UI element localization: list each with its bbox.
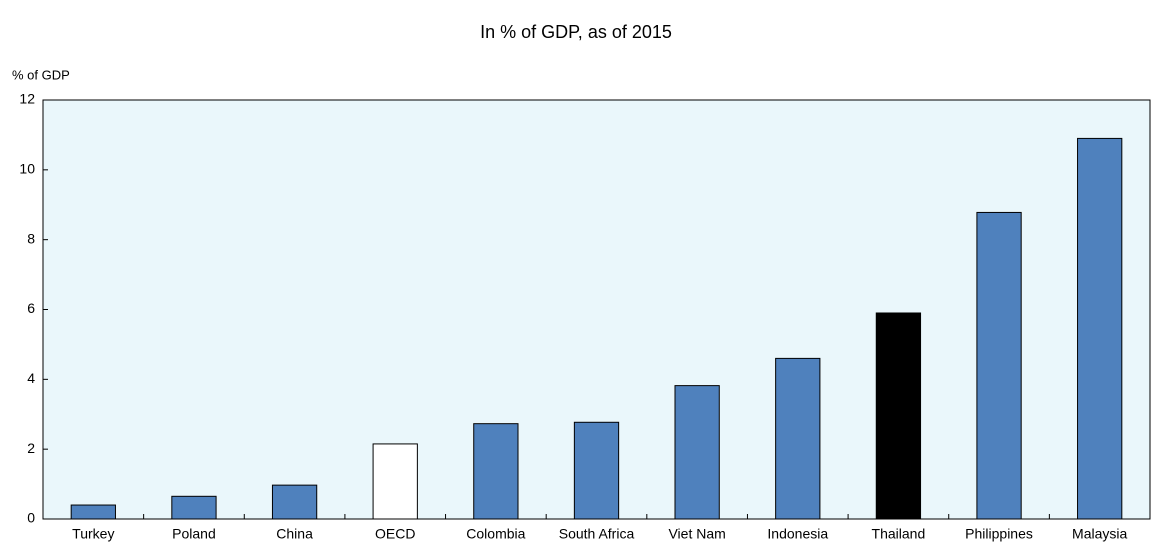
y-tick-label: 12 (19, 91, 35, 107)
y-tick-label: 10 (19, 161, 35, 177)
bar (976, 211, 1022, 520)
y-tick-label: 8 (27, 230, 35, 246)
bar (1077, 137, 1123, 520)
y-tick-label: 0 (27, 510, 35, 526)
y-tick-label: 6 (27, 300, 35, 316)
bar (372, 443, 418, 520)
x-tick-label: Philippines (965, 526, 1033, 542)
x-tick-label: Viet Nam (668, 526, 725, 542)
x-tick-label: Colombia (466, 526, 525, 542)
x-tick-label: Indonesia (767, 526, 828, 542)
x-tick-label: China (276, 526, 313, 542)
x-tick-label: Thailand (872, 526, 926, 542)
bar (573, 421, 620, 520)
bar (473, 423, 519, 520)
y-tick-label: 2 (27, 440, 35, 456)
chart-title: In % of GDP, as of 2015 (480, 22, 672, 42)
bar (70, 504, 116, 520)
bar (875, 312, 922, 520)
y-axis-label: % of GDP (12, 67, 70, 82)
x-tick-label: Turkey (72, 526, 114, 542)
x-tick-label: South Africa (559, 526, 635, 542)
x-tick-label: Poland (172, 526, 216, 542)
x-tick-label: OECD (375, 526, 415, 542)
bar (775, 357, 821, 520)
bar (171, 495, 217, 520)
bar (674, 385, 720, 520)
y-tick-label: 4 (27, 370, 35, 386)
bar (271, 484, 318, 520)
x-tick-label: Malaysia (1072, 526, 1127, 542)
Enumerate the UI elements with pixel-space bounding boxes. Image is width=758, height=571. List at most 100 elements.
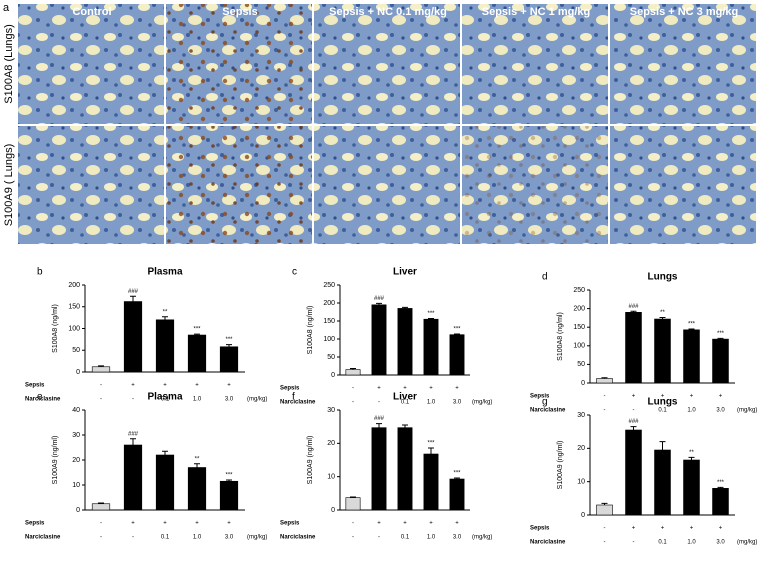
☆ ☆ ☆ ☆ ☆
# Written task
Give every line of the rows above as a numbered list, skipping blank lines and leaving out the pictures.

# Right answer
1. UI element localization: list each with its bbox.
2. y-tick-label: 12 (19, 91, 35, 107)
3. y-tick-label: 10 (19, 161, 35, 177)
4. bar (976, 211, 1022, 520)
5. y-tick-label: 8 (27, 230, 35, 246)
6. bar (1077, 137, 1123, 520)
7. y-tick-label: 0 (27, 510, 35, 526)
8. y-tick-label: 6 (27, 300, 35, 316)
9. bar (372, 443, 418, 520)
10. x-tick-label: Philippines (965, 526, 1033, 542)
11. x-tick-label: Viet Nam (668, 526, 725, 542)
12. x-tick-label: Colombia (466, 526, 525, 542)
13. x-tick-label: Indonesia (767, 526, 828, 542)
14. x-tick-label: China (276, 526, 313, 542)
15. x-tick-label: Thailand (872, 526, 926, 542)
16. bar (573, 421, 620, 520)
17. bar (473, 423, 519, 520)
18. y-tick-label: 2 (27, 440, 35, 456)
19. chart-title: In % of GDP, as of 2015 (480, 22, 672, 42)
20. bar (70, 504, 116, 520)
21. bar (875, 312, 922, 520)
22. y-axis-label: % of GDP (12, 67, 70, 82)
23. x-tick-label: Turkey (72, 526, 114, 542)
24. x-tick-label: South Africa (559, 526, 635, 542)
25. x-tick-label: Poland (172, 526, 216, 542)
26. x-tick-label: OECD (375, 526, 415, 542)
27. bar (775, 357, 821, 520)
28. bar (171, 495, 217, 520)
29. bar (674, 385, 720, 520)
30. y-tick-label: 4 (27, 370, 35, 386)
31. bar (271, 484, 318, 520)
32. x-tick-label: Malaysia (1072, 526, 1127, 542)
33. Enumerate the UI elements with pixel-space bounding boxes. Image is width=758, height=571. List at most 100 elements.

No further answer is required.